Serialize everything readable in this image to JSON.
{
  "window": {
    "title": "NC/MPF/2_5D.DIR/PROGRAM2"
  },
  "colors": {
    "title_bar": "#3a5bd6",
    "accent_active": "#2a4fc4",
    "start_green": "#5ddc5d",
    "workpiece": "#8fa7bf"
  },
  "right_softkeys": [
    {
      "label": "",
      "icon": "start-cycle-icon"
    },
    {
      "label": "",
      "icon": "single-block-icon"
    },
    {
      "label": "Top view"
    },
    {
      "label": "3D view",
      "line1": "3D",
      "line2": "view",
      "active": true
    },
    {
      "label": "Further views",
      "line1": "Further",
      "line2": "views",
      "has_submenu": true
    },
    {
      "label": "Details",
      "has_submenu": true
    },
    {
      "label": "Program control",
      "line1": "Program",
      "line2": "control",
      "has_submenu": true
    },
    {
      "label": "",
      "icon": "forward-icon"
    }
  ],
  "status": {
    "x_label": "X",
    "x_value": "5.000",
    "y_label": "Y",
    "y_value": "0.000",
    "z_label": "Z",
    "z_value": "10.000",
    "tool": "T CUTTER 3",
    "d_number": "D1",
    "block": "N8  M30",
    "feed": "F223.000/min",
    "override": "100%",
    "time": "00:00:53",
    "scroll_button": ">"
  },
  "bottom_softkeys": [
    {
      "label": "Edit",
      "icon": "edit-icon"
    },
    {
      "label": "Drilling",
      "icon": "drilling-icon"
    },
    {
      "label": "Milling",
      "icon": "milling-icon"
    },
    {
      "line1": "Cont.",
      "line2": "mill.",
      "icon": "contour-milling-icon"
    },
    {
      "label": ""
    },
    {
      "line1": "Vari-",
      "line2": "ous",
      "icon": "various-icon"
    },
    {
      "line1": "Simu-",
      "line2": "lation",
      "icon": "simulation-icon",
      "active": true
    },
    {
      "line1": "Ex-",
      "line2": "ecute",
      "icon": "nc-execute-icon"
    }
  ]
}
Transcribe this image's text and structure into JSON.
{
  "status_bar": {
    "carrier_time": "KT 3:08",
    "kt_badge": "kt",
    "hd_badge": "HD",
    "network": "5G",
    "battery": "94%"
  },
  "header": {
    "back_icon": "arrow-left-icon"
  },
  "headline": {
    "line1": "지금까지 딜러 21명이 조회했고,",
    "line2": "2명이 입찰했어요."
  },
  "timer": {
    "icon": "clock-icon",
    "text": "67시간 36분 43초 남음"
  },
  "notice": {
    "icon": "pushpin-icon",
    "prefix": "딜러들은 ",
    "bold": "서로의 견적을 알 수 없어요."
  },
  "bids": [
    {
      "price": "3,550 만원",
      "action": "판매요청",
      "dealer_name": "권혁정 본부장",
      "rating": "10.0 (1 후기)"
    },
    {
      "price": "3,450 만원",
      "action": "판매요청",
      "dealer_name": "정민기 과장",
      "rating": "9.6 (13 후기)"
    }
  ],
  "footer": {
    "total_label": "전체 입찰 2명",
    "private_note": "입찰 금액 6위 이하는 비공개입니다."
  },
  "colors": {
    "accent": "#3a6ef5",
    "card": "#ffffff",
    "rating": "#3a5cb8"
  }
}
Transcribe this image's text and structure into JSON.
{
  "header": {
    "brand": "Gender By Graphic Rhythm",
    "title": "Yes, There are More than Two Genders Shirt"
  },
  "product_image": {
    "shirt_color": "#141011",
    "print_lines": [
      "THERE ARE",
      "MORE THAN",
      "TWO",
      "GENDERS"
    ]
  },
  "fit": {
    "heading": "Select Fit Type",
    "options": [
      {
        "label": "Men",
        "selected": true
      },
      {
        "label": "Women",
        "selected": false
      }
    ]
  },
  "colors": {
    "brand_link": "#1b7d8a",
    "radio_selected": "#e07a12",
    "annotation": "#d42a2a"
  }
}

[TASK DESCRIPTION]
All of the data above should be transcribed exactly.

[THE ANSWER]
Serialize everything readable in this image to JSON.
{
  "window": {
    "title": "NC/MPF/2_5D.DIR/PROGRAM2"
  },
  "colors": {
    "title_bar": "#3a5bd6",
    "accent_active": "#2a4fc4",
    "start_green": "#5ddc5d",
    "workpiece": "#8fa7bf"
  },
  "right_softkeys": [
    {
      "label": "",
      "icon": "start-cycle-icon"
    },
    {
      "label": "",
      "icon": "single-block-icon"
    },
    {
      "label": "Top view"
    },
    {
      "label": "3D view",
      "line1": "3D",
      "line2": "view",
      "active": true
    },
    {
      "label": "Further views",
      "line1": "Further",
      "line2": "views",
      "has_submenu": true
    },
    {
      "label": "Details",
      "has_submenu": true
    },
    {
      "label": "Program control",
      "line1": "Program",
      "line2": "control",
      "has_submenu": true
    },
    {
      "label": "",
      "icon": "forward-icon"
    }
  ],
  "status": {
    "x_label": "X",
    "x_value": "5.000",
    "y_label": "Y",
    "y_value": "0.000",
    "z_label": "Z",
    "z_value": "10.000",
    "tool": "T CUTTER 3",
    "d_number": "D1",
    "block": "N8  M30",
    "feed": "F223.000/min",
    "override": "100%",
    "time": "00:00:53",
    "scroll_button": ">"
  },
  "bottom_softkeys": [
    {
      "label": "Edit",
      "icon": "edit-icon"
    },
    {
      "label": "Drilling",
      "icon": "drilling-icon"
    },
    {
      "label": "Milling",
      "icon": "milling-icon"
    },
    {
      "line1": "Cont.",
      "line2": "mill.",
      "icon": "contour-milling-icon"
    },
    {
      "label": ""
    },
    {
      "line1": "Vari-",
      "line2": "ous",
      "icon": "various-icon"
    },
    {
      "line1": "Simu-",
      "line2": "lation",
      "icon": "simulation-icon",
      "active": true
    },
    {
      "line1": "Ex-",
      "line2": "ecute",
      "icon": "nc-execute-icon"
    }
  ]
}
Transcribe this image's text and structure into JSON.
{
  "status_bar": {
    "carrier_time": "KT 3:08",
    "kt_badge": "kt",
    "hd_badge": "HD",
    "network": "5G",
    "battery": "94%"
  },
  "header": {
    "back_icon": "arrow-left-icon"
  },
  "headline": {
    "line1": "지금까지 딜러 21명이 조회했고,",
    "line2": "2명이 입찰했어요."
  },
  "timer": {
    "icon": "clock-icon",
    "text": "67시간 36분 43초 남음"
  },
  "notice": {
    "icon": "pushpin-icon",
    "prefix": "딜러들은 ",
    "bold": "서로의 견적을 알 수 없어요."
  },
  "bids": [
    {
      "price": "3,550 만원",
      "action": "판매요청",
      "dealer_name": "권혁정 본부장",
      "rating": "10.0 (1 후기)"
    },
    {
      "price": "3,450 만원",
      "action": "판매요청",
      "dealer_name": "정민기 과장",
      "rating": "9.6 (13 후기)"
    }
  ],
  "footer": {
    "total_label": "전체 입찰 2명",
    "private_note": "입찰 금액 6위 이하는 비공개입니다."
  },
  "colors": {
    "accent": "#3a6ef5",
    "card": "#ffffff",
    "rating": "#3a5cb8"
  }
}
Transcribe this image's text and structure into JSON.
{
  "header": {
    "brand": "Gender By Graphic Rhythm",
    "title": "Yes, There are More than Two Genders Shirt"
  },
  "product_image": {
    "shirt_color": "#141011",
    "print_lines": [
      "THERE ARE",
      "MORE THAN",
      "TWO",
      "GENDERS"
    ]
  },
  "fit": {
    "heading": "Select Fit Type",
    "options": [
      {
        "label": "Men",
        "selected": true
      },
      {
        "label": "Women",
        "selected": false
      }
    ]
  },
  "colors": {
    "brand_link": "#1b7d8a",
    "radio_selected": "#e07a12",
    "annotation": "#d42a2a"
  }
}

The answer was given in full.